Show every line that has the string "duration" in it.

[Lines of data]
- - - - - - -
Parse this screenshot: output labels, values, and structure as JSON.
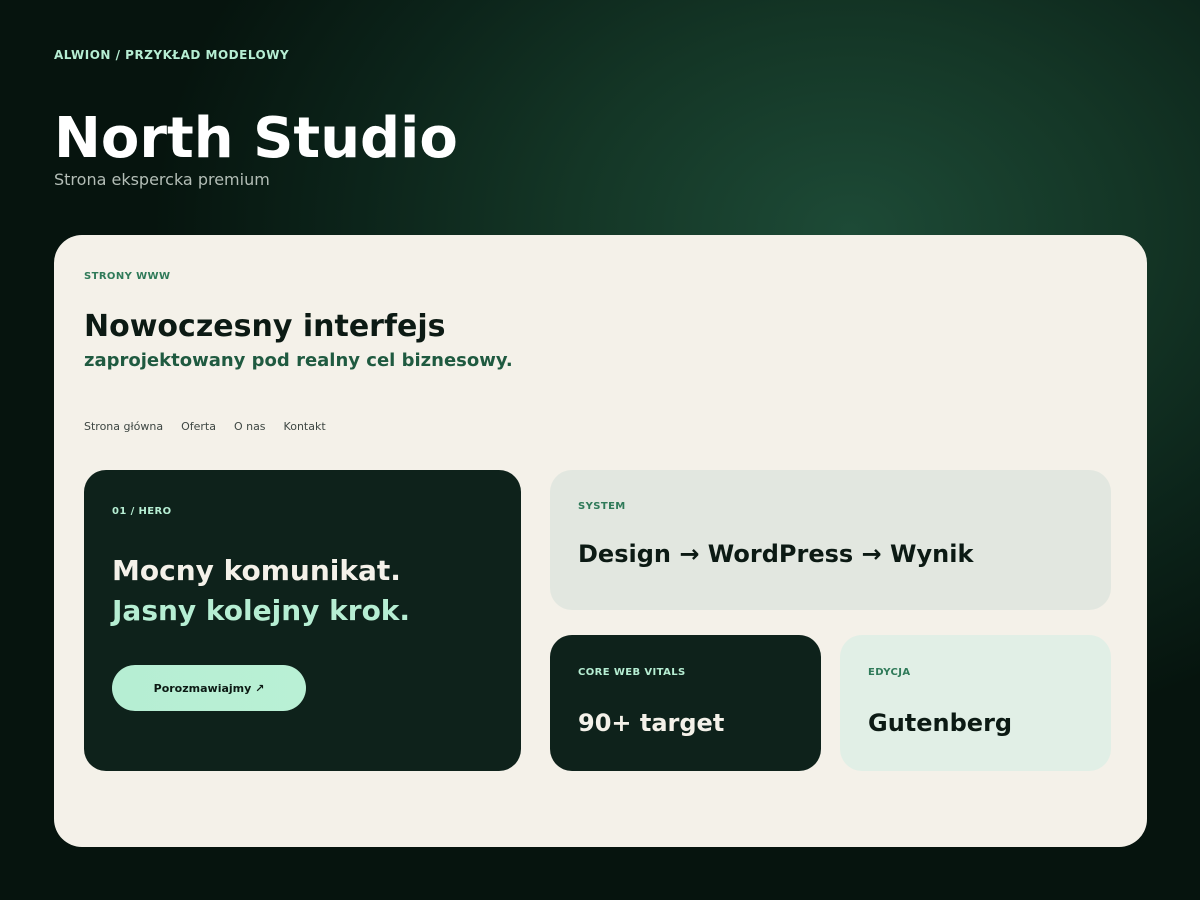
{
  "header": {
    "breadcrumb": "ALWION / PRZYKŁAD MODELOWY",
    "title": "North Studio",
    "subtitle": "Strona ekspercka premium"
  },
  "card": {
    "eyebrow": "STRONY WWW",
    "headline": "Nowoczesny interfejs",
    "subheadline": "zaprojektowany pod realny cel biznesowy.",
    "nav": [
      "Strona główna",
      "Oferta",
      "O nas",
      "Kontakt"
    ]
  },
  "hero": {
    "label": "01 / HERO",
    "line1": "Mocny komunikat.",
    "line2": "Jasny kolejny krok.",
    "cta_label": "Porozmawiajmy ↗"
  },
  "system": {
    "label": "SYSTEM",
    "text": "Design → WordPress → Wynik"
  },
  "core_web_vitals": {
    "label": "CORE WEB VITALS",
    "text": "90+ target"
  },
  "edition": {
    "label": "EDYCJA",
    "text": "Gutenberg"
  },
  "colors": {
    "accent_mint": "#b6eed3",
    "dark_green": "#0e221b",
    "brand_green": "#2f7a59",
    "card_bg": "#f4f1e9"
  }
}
- - - - - - -
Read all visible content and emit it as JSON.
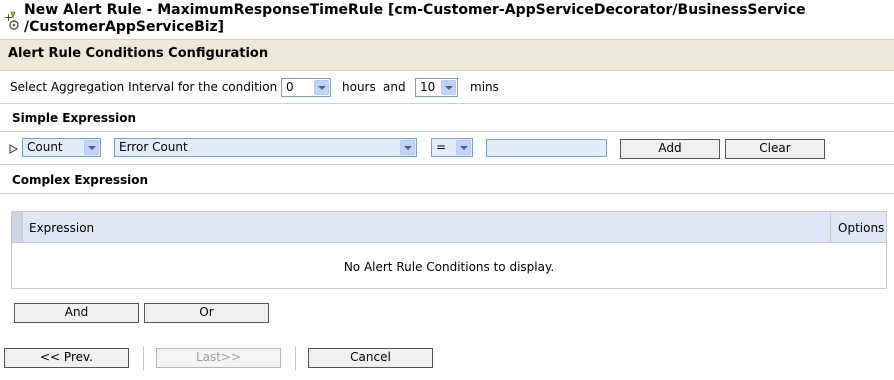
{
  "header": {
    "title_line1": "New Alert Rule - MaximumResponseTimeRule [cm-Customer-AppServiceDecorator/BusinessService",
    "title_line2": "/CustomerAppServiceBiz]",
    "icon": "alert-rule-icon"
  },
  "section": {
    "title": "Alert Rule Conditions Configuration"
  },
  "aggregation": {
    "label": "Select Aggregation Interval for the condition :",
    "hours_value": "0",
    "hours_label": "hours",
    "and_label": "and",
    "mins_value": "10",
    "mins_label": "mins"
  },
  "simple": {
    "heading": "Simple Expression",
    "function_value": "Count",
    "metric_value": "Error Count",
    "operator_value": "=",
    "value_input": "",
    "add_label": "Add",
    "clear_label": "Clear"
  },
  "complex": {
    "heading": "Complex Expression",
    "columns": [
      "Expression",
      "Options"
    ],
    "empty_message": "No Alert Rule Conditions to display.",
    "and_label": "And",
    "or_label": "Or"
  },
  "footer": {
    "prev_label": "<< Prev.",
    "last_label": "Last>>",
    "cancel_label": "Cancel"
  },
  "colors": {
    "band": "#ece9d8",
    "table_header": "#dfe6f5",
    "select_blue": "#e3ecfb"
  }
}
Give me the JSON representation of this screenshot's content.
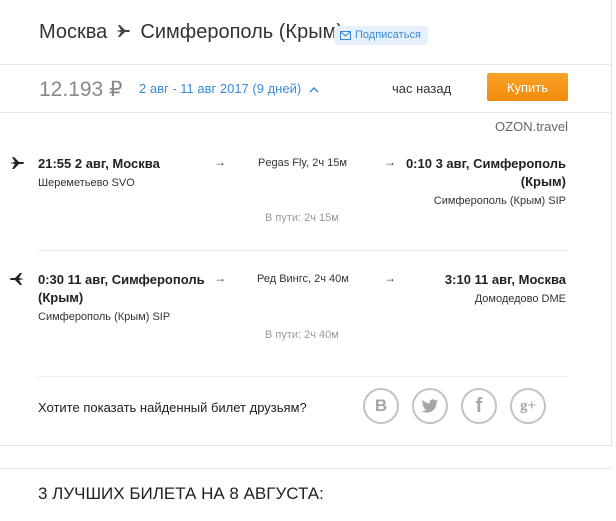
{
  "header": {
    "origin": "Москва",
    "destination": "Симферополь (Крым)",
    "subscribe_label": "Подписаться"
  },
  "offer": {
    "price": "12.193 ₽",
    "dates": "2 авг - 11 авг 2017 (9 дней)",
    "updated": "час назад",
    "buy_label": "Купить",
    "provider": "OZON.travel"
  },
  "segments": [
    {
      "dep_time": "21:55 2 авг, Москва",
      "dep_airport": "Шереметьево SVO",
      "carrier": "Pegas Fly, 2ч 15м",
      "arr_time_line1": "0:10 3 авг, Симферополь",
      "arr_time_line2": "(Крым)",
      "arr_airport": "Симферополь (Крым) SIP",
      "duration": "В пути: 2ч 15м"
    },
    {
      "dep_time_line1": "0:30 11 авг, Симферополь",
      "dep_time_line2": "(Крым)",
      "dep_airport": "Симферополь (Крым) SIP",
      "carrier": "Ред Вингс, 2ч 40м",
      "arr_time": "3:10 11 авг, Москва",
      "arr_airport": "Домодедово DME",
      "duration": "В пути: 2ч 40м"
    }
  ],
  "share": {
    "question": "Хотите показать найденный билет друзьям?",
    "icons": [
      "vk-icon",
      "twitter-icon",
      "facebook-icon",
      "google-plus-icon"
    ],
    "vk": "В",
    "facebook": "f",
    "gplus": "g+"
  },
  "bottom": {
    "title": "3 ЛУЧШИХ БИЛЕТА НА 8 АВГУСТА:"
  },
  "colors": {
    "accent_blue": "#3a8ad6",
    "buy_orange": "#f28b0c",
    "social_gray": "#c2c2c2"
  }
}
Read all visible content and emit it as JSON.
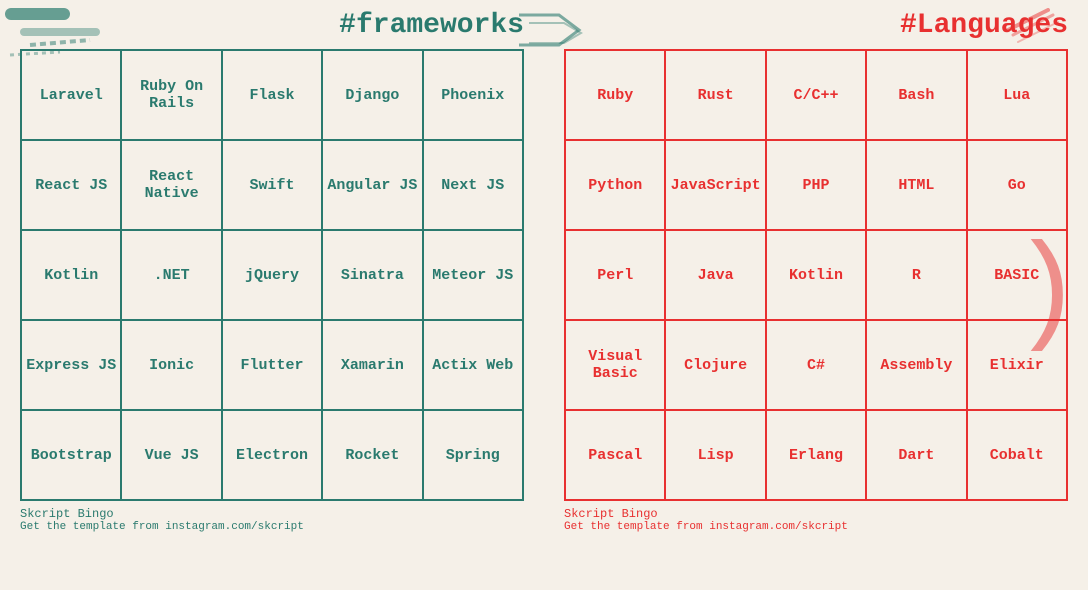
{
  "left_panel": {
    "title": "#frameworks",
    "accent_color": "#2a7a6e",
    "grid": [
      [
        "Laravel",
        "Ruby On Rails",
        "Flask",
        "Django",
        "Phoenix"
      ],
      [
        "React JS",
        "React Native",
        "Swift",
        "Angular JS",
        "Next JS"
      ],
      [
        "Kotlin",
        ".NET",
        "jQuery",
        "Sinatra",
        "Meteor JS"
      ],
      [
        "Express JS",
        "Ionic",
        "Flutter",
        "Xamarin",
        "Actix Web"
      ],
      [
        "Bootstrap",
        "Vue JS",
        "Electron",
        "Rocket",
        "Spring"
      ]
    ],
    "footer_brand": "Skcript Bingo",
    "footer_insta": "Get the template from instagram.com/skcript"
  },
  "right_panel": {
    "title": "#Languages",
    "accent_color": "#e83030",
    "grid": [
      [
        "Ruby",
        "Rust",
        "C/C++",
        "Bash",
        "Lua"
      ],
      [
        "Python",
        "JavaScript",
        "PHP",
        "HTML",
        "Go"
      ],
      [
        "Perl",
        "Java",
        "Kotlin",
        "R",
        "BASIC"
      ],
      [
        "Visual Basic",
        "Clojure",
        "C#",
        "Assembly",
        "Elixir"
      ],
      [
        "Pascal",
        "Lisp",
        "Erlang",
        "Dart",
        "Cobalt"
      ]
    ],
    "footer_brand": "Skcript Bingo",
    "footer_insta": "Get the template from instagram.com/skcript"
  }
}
- - - - - - -
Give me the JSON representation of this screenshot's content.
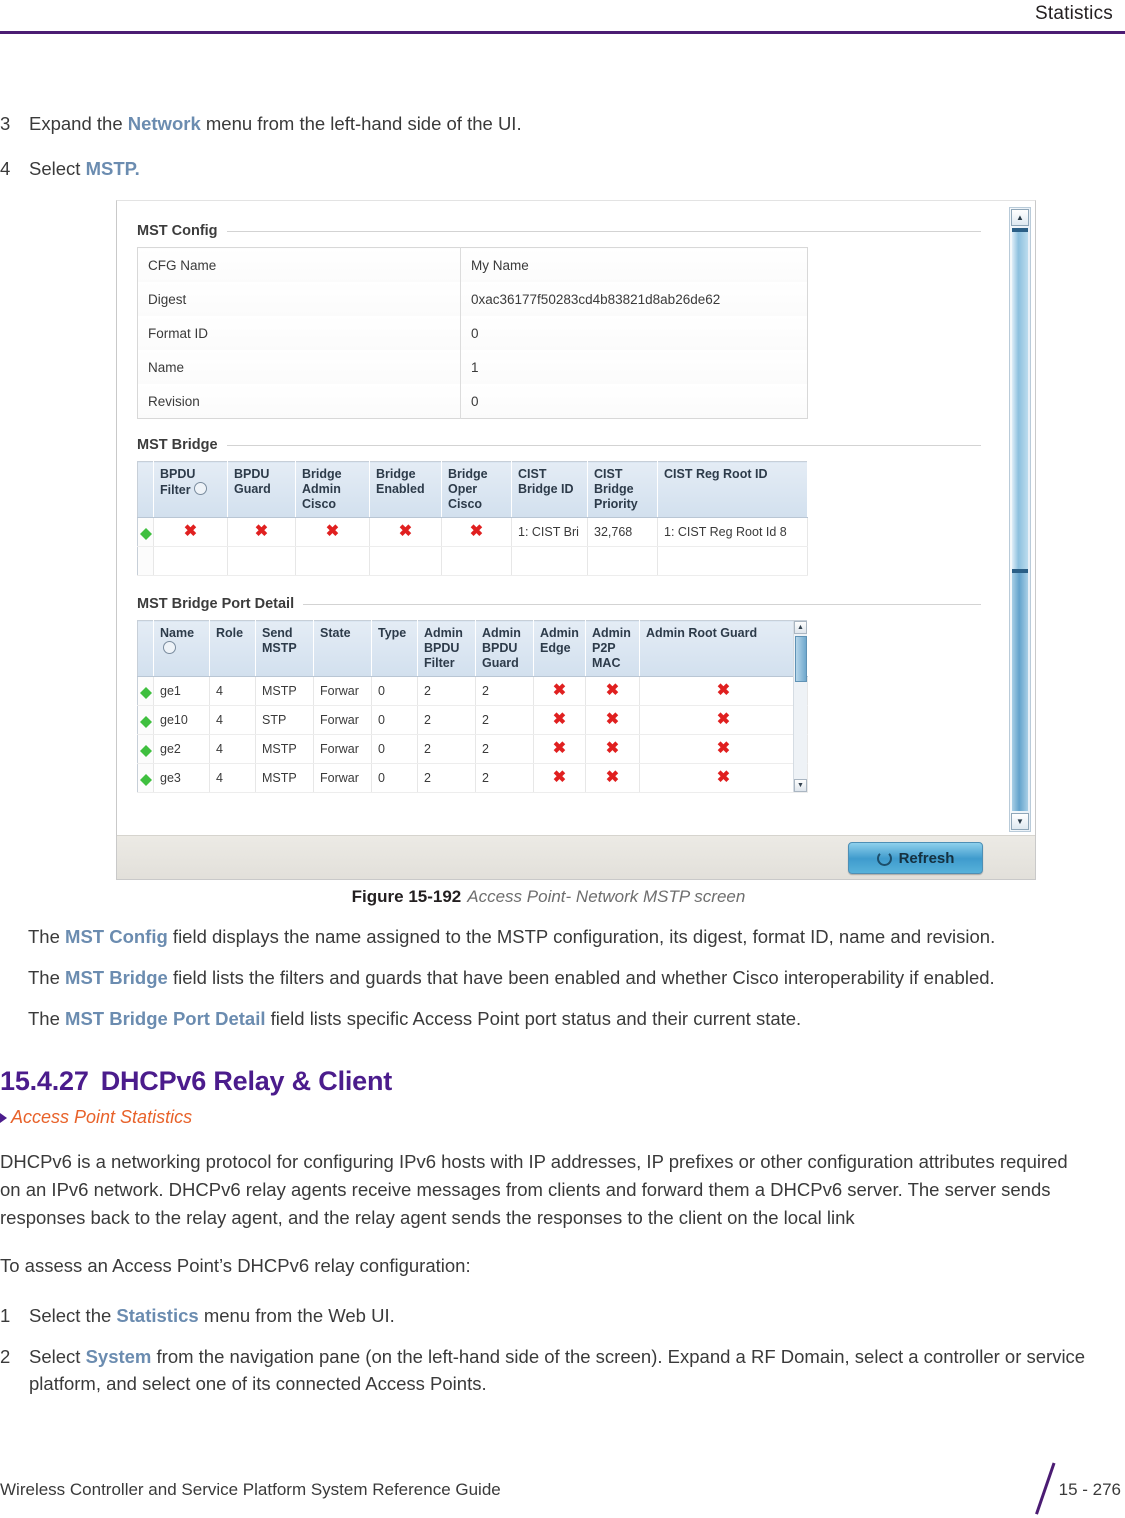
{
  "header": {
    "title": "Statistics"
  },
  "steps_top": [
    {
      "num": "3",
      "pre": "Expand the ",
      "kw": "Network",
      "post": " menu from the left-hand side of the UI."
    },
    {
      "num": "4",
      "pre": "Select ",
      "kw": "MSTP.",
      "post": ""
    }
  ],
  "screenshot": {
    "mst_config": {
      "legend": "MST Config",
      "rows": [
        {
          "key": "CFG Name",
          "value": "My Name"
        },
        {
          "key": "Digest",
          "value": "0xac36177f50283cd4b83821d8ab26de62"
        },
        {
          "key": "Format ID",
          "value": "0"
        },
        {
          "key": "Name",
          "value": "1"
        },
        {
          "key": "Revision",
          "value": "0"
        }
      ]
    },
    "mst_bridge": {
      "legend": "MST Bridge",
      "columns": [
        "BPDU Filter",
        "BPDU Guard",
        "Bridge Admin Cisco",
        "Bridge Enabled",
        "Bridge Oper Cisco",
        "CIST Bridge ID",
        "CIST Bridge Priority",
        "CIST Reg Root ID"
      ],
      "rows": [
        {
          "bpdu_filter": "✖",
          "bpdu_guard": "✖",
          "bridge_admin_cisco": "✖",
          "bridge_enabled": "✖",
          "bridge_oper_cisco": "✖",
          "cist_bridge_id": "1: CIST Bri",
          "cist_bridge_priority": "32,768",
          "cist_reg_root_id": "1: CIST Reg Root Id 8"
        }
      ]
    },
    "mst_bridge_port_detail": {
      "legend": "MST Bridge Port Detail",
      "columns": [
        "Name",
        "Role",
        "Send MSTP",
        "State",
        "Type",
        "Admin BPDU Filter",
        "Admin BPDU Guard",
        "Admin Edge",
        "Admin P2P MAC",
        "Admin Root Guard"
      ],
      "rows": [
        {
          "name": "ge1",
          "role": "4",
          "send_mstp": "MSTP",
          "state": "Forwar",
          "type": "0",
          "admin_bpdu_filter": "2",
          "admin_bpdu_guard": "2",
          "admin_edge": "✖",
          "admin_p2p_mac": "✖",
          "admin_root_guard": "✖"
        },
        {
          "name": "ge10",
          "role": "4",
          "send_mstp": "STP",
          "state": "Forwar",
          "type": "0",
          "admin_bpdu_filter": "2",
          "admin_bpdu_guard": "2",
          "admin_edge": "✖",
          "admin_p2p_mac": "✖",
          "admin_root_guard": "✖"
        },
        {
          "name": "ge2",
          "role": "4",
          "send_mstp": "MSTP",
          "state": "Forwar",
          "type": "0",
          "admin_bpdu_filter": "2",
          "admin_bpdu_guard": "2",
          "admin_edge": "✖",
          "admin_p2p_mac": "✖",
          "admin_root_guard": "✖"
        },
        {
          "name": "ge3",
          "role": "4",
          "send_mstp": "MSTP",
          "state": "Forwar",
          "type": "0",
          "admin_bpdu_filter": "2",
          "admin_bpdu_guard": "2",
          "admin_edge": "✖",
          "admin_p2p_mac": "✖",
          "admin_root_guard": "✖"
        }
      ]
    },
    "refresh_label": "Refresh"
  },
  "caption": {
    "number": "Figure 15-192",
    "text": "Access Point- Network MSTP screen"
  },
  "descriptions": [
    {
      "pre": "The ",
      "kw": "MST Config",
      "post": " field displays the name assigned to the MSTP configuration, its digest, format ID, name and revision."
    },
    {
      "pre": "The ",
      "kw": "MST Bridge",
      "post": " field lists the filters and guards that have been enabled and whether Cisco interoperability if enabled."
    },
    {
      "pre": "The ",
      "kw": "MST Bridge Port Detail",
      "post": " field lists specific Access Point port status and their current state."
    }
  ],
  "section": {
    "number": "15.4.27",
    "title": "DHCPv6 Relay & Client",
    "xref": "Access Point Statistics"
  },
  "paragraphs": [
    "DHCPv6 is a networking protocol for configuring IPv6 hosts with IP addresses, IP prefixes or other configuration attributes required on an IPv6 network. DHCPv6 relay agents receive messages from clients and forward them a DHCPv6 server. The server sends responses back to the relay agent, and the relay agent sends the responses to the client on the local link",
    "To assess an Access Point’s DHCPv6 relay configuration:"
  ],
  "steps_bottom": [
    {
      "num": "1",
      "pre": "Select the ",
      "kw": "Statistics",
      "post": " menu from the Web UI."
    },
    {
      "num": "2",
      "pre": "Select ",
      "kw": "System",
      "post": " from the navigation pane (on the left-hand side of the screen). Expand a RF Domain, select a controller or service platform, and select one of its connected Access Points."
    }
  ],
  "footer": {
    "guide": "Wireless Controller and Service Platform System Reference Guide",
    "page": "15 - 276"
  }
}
- - - - - - -
**Reply to the exercise**.
      "duration": "В пути: 2ч 15м"
      "duration": "В пути: 2ч 40м"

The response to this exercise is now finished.